Prompt »
Each line below should be reproduced without any alteration.

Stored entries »
# # #
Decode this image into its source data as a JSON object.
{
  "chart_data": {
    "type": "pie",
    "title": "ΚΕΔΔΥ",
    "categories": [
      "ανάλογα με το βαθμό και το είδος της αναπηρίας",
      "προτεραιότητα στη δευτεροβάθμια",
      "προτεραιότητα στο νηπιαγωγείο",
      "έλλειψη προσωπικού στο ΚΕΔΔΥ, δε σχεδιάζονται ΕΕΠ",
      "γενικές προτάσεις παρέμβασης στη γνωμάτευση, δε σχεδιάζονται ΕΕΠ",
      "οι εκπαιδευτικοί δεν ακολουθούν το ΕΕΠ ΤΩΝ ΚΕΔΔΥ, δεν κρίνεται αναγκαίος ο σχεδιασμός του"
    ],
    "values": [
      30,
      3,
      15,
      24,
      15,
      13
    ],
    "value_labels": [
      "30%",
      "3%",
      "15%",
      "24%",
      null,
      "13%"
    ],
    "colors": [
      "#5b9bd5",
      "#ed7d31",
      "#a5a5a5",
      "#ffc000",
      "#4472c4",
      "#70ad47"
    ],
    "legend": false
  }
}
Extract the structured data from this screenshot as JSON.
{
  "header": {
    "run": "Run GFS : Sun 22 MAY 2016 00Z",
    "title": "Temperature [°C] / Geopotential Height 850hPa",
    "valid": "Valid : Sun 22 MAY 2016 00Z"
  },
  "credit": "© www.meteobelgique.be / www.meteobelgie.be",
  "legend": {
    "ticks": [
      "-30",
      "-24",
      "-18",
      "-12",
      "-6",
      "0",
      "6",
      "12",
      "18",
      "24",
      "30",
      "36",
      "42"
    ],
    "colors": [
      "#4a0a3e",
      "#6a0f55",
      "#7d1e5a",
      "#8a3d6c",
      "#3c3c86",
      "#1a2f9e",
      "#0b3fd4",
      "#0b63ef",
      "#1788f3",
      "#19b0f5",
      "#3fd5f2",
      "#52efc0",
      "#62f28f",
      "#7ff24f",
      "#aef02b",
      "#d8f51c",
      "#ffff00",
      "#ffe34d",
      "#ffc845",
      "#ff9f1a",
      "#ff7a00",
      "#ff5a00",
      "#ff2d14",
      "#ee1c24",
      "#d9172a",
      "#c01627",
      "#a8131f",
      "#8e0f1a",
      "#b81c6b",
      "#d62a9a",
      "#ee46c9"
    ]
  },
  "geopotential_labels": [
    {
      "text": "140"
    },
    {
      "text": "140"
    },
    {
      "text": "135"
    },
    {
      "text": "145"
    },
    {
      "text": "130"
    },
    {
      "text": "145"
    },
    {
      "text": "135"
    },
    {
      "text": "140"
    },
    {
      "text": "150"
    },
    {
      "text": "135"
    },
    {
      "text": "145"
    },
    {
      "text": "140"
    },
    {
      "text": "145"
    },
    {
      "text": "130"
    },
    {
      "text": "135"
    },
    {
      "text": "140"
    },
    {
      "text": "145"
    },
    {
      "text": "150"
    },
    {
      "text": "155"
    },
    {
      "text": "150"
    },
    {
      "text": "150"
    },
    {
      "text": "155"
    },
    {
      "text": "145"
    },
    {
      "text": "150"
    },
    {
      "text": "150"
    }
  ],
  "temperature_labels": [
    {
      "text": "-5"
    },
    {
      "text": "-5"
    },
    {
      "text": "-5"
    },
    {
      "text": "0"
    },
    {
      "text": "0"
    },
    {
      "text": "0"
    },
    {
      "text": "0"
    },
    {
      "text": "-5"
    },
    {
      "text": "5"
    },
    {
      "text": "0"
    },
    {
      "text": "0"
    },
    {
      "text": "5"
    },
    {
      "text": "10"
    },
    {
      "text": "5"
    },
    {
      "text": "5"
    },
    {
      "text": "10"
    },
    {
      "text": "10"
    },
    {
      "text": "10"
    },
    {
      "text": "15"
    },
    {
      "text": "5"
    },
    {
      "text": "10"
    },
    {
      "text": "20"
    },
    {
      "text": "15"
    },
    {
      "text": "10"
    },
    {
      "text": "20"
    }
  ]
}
# # #
Task result »
Decode this image into its source data as a JSON object.
{
  "chart_data": {
    "type": "pie",
    "title": "ΚΕΔΔΥ",
    "categories": [
      "ανάλογα με το βαθμό και το είδος της αναπηρίας",
      "προτεραιότητα στη δευτεροβάθμια",
      "προτεραιότητα στο νηπιαγωγείο",
      "έλλειψη προσωπικού στο ΚΕΔΔΥ, δε σχεδιάζονται ΕΕΠ",
      "γενικές προτάσεις παρέμβασης στη γνωμάτευση, δε σχεδιάζονται ΕΕΠ",
      "οι εκπαιδευτικοί δεν ακολουθούν το ΕΕΠ ΤΩΝ ΚΕΔΔΥ, δεν κρίνεται αναγκαίος ο σχεδιασμός του"
    ],
    "values": [
      30,
      3,
      15,
      24,
      15,
      13
    ],
    "value_labels": [
      "30%",
      "3%",
      "15%",
      "24%",
      null,
      "13%"
    ],
    "colors": [
      "#5b9bd5",
      "#ed7d31",
      "#a5a5a5",
      "#ffc000",
      "#4472c4",
      "#70ad47"
    ],
    "legend": false
  }
}
Extract the structured data from this screenshot as JSON.
{
  "header": {
    "run": "Run GFS : Sun 22 MAY 2016 00Z",
    "title": "Temperature [°C] / Geopotential Height 850hPa",
    "valid": "Valid : Sun 22 MAY 2016 00Z"
  },
  "credit": "© www.meteobelgique.be / www.meteobelgie.be",
  "legend": {
    "ticks": [
      "-30",
      "-24",
      "-18",
      "-12",
      "-6",
      "0",
      "6",
      "12",
      "18",
      "24",
      "30",
      "36",
      "42"
    ],
    "colors": [
      "#4a0a3e",
      "#6a0f55",
      "#7d1e5a",
      "#8a3d6c",
      "#3c3c86",
      "#1a2f9e",
      "#0b3fd4",
      "#0b63ef",
      "#1788f3",
      "#19b0f5",
      "#3fd5f2",
      "#52efc0",
      "#62f28f",
      "#7ff24f",
      "#aef02b",
      "#d8f51c",
      "#ffff00",
      "#ffe34d",
      "#ffc845",
      "#ff9f1a",
      "#ff7a00",
      "#ff5a00",
      "#ff2d14",
      "#ee1c24",
      "#d9172a",
      "#c01627",
      "#a8131f",
      "#8e0f1a",
      "#b81c6b",
      "#d62a9a",
      "#ee46c9"
    ]
  },
  "geopotential_labels": [
    {
      "text": "140"
    },
    {
      "text": "140"
    },
    {
      "text": "135"
    },
    {
      "text": "145"
    },
    {
      "text": "130"
    },
    {
      "text": "145"
    },
    {
      "text": "135"
    },
    {
      "text": "140"
    },
    {
      "text": "150"
    },
    {
      "text": "135"
    },
    {
      "text": "145"
    },
    {
      "text": "140"
    },
    {
      "text": "145"
    },
    {
      "text": "130"
    },
    {
      "text": "135"
    },
    {
      "text": "140"
    },
    {
      "text": "145"
    },
    {
      "text": "150"
    },
    {
      "text": "155"
    },
    {
      "text": "150"
    },
    {
      "text": "150"
    },
    {
      "text": "155"
    },
    {
      "text": "145"
    },
    {
      "text": "150"
    },
    {
      "text": "150"
    }
  ],
  "temperature_labels": [
    {
      "text": "-5"
    },
    {
      "text": "-5"
    },
    {
      "text": "-5"
    },
    {
      "text": "0"
    },
    {
      "text": "0"
    },
    {
      "text": "0"
    },
    {
      "text": "0"
    },
    {
      "text": "-5"
    },
    {
      "text": "5"
    },
    {
      "text": "0"
    },
    {
      "text": "0"
    },
    {
      "text": "5"
    },
    {
      "text": "10"
    },
    {
      "text": "5"
    },
    {
      "text": "5"
    },
    {
      "text": "10"
    },
    {
      "text": "10"
    },
    {
      "text": "10"
    },
    {
      "text": "15"
    },
    {
      "text": "5"
    },
    {
      "text": "10"
    },
    {
      "text": "20"
    },
    {
      "text": "15"
    },
    {
      "text": "10"
    },
    {
      "text": "20"
    }
  ]
}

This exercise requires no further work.